WHAT NEEDS TO BE DONE: Quote the listing below in full and exactly as written, but omit every picture.

RAW DATA:
------------

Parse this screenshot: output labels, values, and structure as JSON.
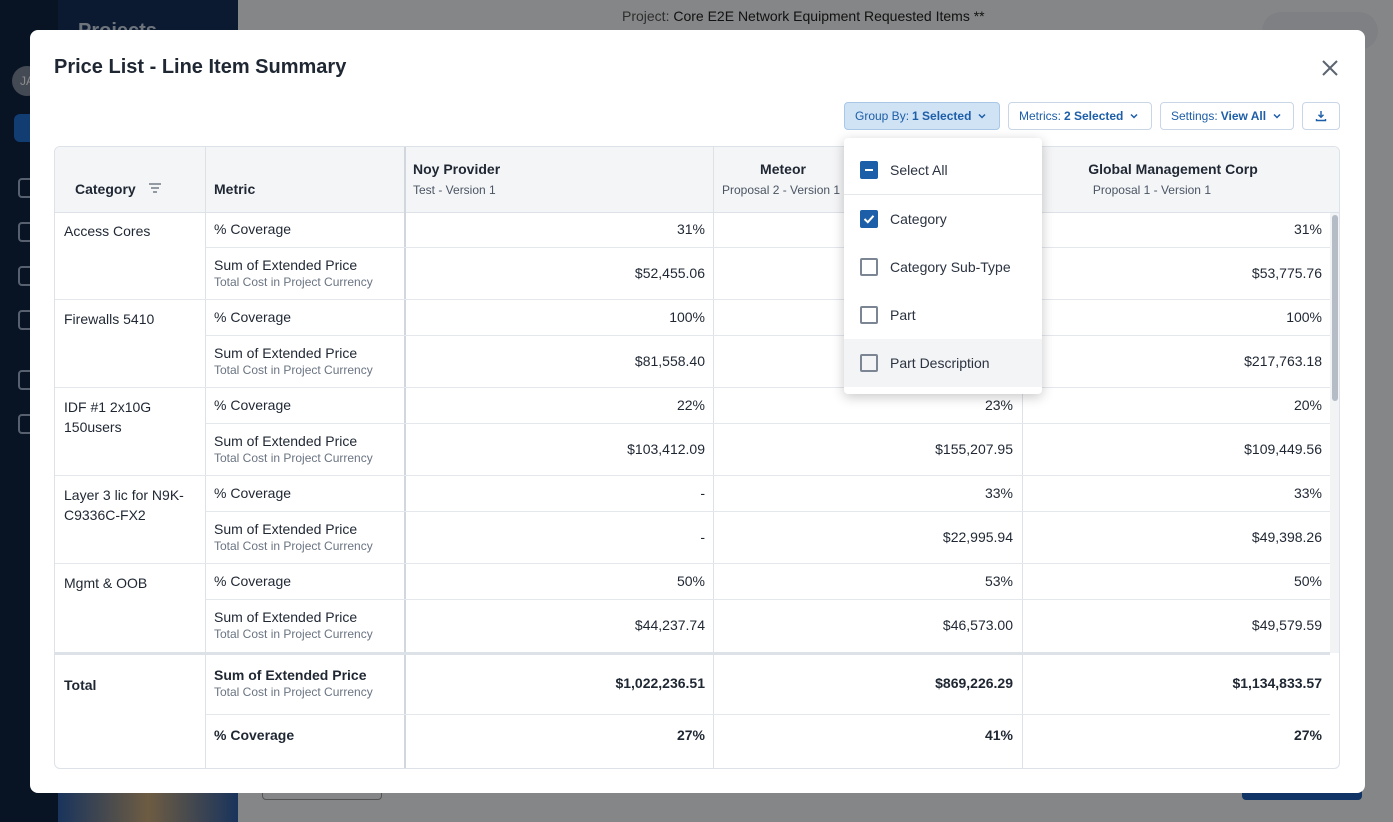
{
  "background": {
    "sidebar_title": "Projects",
    "project_label": "Project:",
    "project_name": "Core E2E Network Equipment Requested Items **",
    "user_initials": "JA"
  },
  "modal": {
    "title": "Price List - Line Item Summary"
  },
  "toolbar": {
    "group_by_key": "Group By:",
    "group_by_value": "1 Selected",
    "metrics_key": "Metrics:",
    "metrics_value": "2 Selected",
    "settings_key": "Settings:",
    "settings_value": "View All"
  },
  "table": {
    "headers": {
      "category": "Category",
      "metric": "Metric"
    },
    "suppliers": [
      {
        "name": "Noy Provider",
        "version": "Test - Version 1"
      },
      {
        "name": "Meteor",
        "version": "Proposal 2 - Version 1"
      },
      {
        "name": "Global Management Corp",
        "version": "Proposal 1 - Version 1"
      }
    ],
    "metric_coverage": "% Coverage",
    "metric_price": "Sum of Extended Price",
    "metric_price_sub": "Total Cost in Project Currency",
    "rows": [
      {
        "category": "Access Cores",
        "coverage": [
          "31%",
          "",
          "31%"
        ],
        "price": [
          "$52,455.06",
          "",
          "$53,775.76"
        ]
      },
      {
        "category": "Firewalls 5410",
        "coverage": [
          "100%",
          "",
          "100%"
        ],
        "price": [
          "$81,558.40",
          "",
          "$217,763.18"
        ]
      },
      {
        "category": "IDF #1 2x10G 150users",
        "coverage": [
          "22%",
          "23%",
          "20%"
        ],
        "price": [
          "$103,412.09",
          "$155,207.95",
          "$109,449.56"
        ]
      },
      {
        "category": "Layer 3 lic for N9K-C9336C-FX2",
        "coverage": [
          "-",
          "33%",
          "33%"
        ],
        "price": [
          "-",
          "$22,995.94",
          "$49,398.26"
        ]
      },
      {
        "category": "Mgmt & OOB",
        "coverage": [
          "50%",
          "53%",
          "50%"
        ],
        "price": [
          "$44,237.74",
          "$46,573.00",
          "$49,579.59"
        ]
      }
    ],
    "total": {
      "label": "Total",
      "price": [
        "$1,022,236.51",
        "$869,226.29",
        "$1,134,833.57"
      ],
      "coverage": [
        "27%",
        "41%",
        "27%"
      ]
    }
  },
  "group_by_dropdown": {
    "items": [
      {
        "label": "Select All",
        "state": "indeterminate"
      },
      {
        "label": "Category",
        "state": "checked"
      },
      {
        "label": "Category Sub-Type",
        "state": "unchecked"
      },
      {
        "label": "Part",
        "state": "unchecked"
      },
      {
        "label": "Part Description",
        "state": "unchecked"
      }
    ]
  },
  "colors": {
    "accent": "#1d5ea8",
    "group_by_bg": "#cfe3f5"
  }
}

------------

CORRECT OUTPUT:
Parse this screenshot: output labels, values, and structure as JSON.
{
  "background": {
    "sidebar_title": "Projects",
    "project_label": "Project:",
    "project_name": "Core E2E Network Equipment Requested Items **",
    "user_initials": "JA"
  },
  "modal": {
    "title": "Price List - Line Item Summary"
  },
  "toolbar": {
    "group_by_key": "Group By:",
    "group_by_value": "1 Selected",
    "metrics_key": "Metrics:",
    "metrics_value": "2 Selected",
    "settings_key": "Settings:",
    "settings_value": "View All"
  },
  "table": {
    "headers": {
      "category": "Category",
      "metric": "Metric"
    },
    "suppliers": [
      {
        "name": "Noy Provider",
        "version": "Test - Version 1"
      },
      {
        "name": "Meteor",
        "version": "Proposal 2 - Version 1"
      },
      {
        "name": "Global Management Corp",
        "version": "Proposal 1 - Version 1"
      }
    ],
    "metric_coverage": "% Coverage",
    "metric_price": "Sum of Extended Price",
    "metric_price_sub": "Total Cost in Project Currency",
    "rows": [
      {
        "category": "Access Cores",
        "coverage": [
          "31%",
          "",
          "31%"
        ],
        "price": [
          "$52,455.06",
          "",
          "$53,775.76"
        ]
      },
      {
        "category": "Firewalls 5410",
        "coverage": [
          "100%",
          "",
          "100%"
        ],
        "price": [
          "$81,558.40",
          "",
          "$217,763.18"
        ]
      },
      {
        "category": "IDF #1 2x10G 150users",
        "coverage": [
          "22%",
          "23%",
          "20%"
        ],
        "price": [
          "$103,412.09",
          "$155,207.95",
          "$109,449.56"
        ]
      },
      {
        "category": "Layer 3 lic for N9K-C9336C-FX2",
        "coverage": [
          "-",
          "33%",
          "33%"
        ],
        "price": [
          "-",
          "$22,995.94",
          "$49,398.26"
        ]
      },
      {
        "category": "Mgmt & OOB",
        "coverage": [
          "50%",
          "53%",
          "50%"
        ],
        "price": [
          "$44,237.74",
          "$46,573.00",
          "$49,579.59"
        ]
      }
    ],
    "total": {
      "label": "Total",
      "price": [
        "$1,022,236.51",
        "$869,226.29",
        "$1,134,833.57"
      ],
      "coverage": [
        "27%",
        "41%",
        "27%"
      ]
    }
  },
  "group_by_dropdown": {
    "items": [
      {
        "label": "Select All",
        "state": "indeterminate"
      },
      {
        "label": "Category",
        "state": "checked"
      },
      {
        "label": "Category Sub-Type",
        "state": "unchecked"
      },
      {
        "label": "Part",
        "state": "unchecked"
      },
      {
        "label": "Part Description",
        "state": "unchecked"
      }
    ]
  },
  "colors": {
    "accent": "#1d5ea8",
    "group_by_bg": "#cfe3f5"
  }
}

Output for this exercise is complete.